WRITTEN EXERCISE » Your task is to repeat the entries underneath exactly, minus the pictures.

SUPPLIED MATERIAL »
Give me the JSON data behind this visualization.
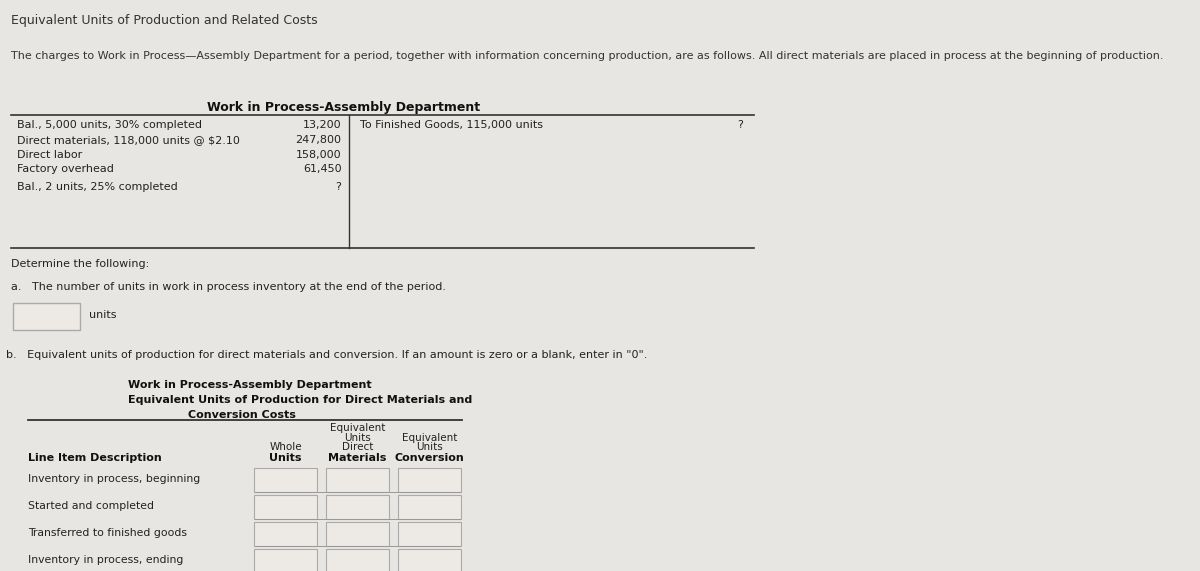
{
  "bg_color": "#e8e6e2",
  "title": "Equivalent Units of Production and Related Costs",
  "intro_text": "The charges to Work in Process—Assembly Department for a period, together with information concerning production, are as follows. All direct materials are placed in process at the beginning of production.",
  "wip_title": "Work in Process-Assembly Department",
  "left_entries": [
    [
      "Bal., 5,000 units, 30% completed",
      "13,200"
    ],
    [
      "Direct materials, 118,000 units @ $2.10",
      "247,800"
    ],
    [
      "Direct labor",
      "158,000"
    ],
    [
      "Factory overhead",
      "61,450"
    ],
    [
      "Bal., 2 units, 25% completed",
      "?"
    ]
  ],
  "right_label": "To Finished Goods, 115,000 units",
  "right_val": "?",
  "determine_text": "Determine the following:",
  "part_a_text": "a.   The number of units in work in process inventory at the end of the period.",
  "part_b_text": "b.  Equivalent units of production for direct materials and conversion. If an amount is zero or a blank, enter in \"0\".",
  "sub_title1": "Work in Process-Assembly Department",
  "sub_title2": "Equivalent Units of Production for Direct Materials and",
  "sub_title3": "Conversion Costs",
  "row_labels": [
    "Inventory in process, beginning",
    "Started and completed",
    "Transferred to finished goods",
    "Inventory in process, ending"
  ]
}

RESPONSE BELOW »
Give me the JSON data behind this visualization.
{
  "bg_color": "#e8e6e2",
  "title": "Equivalent Units of Production and Related Costs",
  "intro_text": "The charges to Work in Process—Assembly Department for a period, together with information concerning production, are as follows. All direct materials are placed in process at the beginning of production.",
  "wip_title": "Work in Process-Assembly Department",
  "left_entries": [
    [
      "Bal., 5,000 units, 30% completed",
      "13,200"
    ],
    [
      "Direct materials, 118,000 units @ $2.10",
      "247,800"
    ],
    [
      "Direct labor",
      "158,000"
    ],
    [
      "Factory overhead",
      "61,450"
    ],
    [
      "Bal., 2 units, 25% completed",
      "?"
    ]
  ],
  "right_label": "To Finished Goods, 115,000 units",
  "right_val": "?",
  "determine_text": "Determine the following:",
  "part_a_text": "a.   The number of units in work in process inventory at the end of the period.",
  "part_b_text": "b.  Equivalent units of production for direct materials and conversion. If an amount is zero or a blank, enter in \"0\".",
  "sub_title1": "Work in Process-Assembly Department",
  "sub_title2": "Equivalent Units of Production for Direct Materials and",
  "sub_title3": "Conversion Costs",
  "row_labels": [
    "Inventory in process, beginning",
    "Started and completed",
    "Transferred to finished goods",
    "Inventory in process, ending"
  ]
}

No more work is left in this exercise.